* Start SOURCE DATA *
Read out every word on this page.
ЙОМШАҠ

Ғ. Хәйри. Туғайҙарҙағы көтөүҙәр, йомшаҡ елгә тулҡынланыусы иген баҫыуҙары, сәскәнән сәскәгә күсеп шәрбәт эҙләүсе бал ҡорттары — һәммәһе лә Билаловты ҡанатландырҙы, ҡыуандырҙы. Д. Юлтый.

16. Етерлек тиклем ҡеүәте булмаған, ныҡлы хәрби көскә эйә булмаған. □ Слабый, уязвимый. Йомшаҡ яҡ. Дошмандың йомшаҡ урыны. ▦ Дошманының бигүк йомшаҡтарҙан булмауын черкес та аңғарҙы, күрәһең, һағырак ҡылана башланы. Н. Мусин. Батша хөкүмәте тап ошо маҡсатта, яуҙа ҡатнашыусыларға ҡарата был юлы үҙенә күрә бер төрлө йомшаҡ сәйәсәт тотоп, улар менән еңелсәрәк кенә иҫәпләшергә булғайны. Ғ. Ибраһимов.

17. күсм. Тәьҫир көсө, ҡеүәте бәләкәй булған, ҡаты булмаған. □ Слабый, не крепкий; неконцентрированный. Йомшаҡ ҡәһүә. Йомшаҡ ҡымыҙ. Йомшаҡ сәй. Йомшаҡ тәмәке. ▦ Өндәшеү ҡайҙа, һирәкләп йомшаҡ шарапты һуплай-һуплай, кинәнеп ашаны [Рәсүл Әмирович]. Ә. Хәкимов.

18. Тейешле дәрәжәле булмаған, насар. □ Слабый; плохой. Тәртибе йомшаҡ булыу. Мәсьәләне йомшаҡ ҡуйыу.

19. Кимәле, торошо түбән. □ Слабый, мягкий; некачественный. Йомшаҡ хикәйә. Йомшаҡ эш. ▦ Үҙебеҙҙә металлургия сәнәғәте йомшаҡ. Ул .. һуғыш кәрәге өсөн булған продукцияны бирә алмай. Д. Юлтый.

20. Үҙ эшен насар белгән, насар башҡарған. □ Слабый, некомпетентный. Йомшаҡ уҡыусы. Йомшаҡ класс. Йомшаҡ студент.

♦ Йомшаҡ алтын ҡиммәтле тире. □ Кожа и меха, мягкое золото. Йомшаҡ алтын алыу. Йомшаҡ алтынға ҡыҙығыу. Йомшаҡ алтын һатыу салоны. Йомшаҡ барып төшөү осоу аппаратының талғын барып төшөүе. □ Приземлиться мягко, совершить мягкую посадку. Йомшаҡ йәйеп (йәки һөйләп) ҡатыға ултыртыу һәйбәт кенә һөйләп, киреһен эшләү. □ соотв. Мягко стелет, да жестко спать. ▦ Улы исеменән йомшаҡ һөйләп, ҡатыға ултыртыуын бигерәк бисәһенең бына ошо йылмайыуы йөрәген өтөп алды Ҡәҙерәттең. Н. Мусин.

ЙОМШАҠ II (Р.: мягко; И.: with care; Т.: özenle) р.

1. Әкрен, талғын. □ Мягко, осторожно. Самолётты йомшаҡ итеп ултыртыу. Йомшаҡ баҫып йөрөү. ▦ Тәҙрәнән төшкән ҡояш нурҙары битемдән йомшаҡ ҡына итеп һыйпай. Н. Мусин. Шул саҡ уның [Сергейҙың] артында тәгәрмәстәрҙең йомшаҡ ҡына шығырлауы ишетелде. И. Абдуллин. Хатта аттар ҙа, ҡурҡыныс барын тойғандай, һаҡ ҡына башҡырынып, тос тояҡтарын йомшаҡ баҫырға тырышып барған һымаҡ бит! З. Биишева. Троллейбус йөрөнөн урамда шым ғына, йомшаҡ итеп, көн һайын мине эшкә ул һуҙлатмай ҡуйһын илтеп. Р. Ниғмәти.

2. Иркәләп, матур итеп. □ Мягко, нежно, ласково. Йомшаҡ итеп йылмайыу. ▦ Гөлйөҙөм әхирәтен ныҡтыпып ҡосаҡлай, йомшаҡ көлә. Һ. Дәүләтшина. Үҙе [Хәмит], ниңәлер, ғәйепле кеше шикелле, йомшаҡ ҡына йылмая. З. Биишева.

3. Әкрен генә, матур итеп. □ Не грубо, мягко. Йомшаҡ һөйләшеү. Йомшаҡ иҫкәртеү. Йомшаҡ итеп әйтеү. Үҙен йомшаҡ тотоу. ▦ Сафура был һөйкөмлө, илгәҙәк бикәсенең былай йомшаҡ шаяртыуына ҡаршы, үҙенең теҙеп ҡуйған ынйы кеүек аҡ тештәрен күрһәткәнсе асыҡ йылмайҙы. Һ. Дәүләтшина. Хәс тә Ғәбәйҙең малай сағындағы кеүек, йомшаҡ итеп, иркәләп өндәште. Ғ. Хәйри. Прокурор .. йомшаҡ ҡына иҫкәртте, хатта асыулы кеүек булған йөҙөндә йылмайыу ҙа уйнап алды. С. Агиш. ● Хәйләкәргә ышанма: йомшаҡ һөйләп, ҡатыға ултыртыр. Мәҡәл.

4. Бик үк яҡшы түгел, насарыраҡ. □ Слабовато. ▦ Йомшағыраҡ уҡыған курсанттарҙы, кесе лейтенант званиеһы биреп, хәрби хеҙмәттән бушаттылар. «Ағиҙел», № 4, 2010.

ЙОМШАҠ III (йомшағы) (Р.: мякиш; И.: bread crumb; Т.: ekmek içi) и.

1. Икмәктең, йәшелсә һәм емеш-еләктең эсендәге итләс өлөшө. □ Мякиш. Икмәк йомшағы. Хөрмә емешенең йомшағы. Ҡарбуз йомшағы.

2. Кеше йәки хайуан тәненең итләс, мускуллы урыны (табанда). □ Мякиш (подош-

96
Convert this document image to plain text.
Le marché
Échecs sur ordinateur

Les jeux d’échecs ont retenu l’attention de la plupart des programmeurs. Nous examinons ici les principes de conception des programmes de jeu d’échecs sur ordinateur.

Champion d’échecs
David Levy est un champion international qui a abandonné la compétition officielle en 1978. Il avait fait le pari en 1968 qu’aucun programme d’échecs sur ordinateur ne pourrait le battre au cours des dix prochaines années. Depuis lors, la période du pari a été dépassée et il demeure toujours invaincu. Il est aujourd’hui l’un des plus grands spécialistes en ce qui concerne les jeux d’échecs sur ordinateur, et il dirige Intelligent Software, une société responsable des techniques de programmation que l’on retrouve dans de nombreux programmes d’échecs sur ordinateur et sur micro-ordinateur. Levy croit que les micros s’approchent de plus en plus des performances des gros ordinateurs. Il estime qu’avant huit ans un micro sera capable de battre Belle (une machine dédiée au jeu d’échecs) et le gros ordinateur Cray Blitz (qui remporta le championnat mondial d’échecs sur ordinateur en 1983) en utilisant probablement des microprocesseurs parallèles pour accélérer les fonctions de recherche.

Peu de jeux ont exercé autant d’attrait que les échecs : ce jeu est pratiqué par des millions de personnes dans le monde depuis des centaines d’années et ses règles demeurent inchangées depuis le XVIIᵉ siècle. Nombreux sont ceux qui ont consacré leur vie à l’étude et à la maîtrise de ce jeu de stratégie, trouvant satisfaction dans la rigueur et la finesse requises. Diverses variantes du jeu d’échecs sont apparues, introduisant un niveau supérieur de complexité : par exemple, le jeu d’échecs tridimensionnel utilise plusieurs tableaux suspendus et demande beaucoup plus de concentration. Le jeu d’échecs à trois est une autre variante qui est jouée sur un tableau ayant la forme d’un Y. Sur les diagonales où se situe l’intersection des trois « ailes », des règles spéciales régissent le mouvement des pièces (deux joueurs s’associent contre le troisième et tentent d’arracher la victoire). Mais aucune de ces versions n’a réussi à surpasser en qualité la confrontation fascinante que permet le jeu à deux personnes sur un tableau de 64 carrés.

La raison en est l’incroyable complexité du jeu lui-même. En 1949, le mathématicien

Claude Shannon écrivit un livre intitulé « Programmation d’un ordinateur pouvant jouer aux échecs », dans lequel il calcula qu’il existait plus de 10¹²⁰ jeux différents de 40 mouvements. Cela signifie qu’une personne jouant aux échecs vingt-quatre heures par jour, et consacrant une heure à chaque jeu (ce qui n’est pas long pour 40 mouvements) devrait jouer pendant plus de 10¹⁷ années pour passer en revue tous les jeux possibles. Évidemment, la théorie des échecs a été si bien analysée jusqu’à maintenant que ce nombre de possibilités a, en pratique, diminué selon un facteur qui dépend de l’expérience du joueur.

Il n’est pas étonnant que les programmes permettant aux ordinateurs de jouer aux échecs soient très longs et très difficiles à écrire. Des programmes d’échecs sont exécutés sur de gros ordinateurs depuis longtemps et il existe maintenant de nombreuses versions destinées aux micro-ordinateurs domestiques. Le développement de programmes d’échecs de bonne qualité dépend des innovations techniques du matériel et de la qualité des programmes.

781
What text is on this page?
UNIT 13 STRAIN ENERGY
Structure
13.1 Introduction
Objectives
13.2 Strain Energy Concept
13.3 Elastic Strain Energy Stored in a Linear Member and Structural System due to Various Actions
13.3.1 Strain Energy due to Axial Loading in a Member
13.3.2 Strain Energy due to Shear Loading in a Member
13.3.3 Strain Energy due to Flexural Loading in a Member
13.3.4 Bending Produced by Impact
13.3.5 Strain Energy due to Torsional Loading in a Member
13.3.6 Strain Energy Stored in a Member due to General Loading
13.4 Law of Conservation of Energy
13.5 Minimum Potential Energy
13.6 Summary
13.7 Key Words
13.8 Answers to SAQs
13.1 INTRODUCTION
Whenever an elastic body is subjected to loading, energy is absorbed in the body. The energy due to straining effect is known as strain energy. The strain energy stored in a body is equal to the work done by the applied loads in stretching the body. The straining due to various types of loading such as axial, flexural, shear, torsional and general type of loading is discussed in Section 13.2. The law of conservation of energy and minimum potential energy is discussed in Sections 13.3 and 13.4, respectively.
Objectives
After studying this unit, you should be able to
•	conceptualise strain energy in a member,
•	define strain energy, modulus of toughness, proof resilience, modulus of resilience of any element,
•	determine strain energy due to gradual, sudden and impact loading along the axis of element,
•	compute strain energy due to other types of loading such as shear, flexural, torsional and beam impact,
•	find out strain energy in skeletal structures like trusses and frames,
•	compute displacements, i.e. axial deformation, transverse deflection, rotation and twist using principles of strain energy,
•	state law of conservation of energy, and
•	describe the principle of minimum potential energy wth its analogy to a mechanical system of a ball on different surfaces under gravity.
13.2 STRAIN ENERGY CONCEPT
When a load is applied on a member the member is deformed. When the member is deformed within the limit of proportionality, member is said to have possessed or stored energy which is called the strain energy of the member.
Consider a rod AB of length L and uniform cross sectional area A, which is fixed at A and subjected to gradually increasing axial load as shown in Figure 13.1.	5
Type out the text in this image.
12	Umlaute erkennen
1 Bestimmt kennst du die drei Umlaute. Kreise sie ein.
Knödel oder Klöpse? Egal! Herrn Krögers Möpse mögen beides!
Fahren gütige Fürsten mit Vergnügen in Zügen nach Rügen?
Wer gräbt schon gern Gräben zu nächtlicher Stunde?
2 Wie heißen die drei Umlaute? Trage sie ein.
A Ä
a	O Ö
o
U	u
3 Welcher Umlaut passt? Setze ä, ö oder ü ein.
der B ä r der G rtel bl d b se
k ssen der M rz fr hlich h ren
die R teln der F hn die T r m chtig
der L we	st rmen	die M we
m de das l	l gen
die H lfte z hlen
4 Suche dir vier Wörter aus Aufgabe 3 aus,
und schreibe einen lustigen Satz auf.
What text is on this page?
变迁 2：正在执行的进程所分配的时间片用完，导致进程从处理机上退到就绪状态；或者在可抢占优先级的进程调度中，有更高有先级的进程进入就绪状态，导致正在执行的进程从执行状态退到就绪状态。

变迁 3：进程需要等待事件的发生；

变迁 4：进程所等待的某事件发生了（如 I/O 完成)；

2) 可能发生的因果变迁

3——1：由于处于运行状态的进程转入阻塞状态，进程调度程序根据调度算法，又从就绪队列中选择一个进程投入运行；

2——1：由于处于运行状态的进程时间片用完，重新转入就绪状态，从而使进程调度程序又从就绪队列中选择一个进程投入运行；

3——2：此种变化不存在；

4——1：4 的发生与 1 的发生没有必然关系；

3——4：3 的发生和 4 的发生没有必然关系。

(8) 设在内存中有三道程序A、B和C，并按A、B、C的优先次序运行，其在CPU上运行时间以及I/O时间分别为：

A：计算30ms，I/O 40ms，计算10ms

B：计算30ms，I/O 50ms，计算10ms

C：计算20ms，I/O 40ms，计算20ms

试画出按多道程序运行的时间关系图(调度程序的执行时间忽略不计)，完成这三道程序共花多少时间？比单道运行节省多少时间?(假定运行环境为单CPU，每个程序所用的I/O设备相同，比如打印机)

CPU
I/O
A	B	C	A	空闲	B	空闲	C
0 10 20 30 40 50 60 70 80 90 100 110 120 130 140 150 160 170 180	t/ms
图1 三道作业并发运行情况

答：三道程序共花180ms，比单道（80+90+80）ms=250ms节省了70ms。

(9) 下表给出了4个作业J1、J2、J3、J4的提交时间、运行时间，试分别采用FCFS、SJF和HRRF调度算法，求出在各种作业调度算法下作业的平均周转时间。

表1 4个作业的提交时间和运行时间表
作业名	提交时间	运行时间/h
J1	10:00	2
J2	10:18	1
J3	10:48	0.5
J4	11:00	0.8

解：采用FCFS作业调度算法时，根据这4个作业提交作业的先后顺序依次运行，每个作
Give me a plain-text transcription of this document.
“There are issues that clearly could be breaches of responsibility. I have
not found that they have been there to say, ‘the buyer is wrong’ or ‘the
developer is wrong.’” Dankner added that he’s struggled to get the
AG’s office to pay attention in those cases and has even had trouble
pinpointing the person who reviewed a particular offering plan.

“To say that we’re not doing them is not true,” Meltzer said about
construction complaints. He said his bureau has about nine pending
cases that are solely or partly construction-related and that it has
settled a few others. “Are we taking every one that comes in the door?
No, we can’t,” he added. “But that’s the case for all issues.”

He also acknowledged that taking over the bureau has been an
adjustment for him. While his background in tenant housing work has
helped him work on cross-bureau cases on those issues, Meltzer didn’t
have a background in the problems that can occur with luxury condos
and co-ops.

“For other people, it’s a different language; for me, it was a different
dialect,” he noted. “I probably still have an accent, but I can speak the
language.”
* End SOURCE DATA *
● **CHALLENGE**:
What is the number of lines that hold the string "的发生没有必然关系"? Give it alone.

● **SOLUTION TO THIS TASK**:
2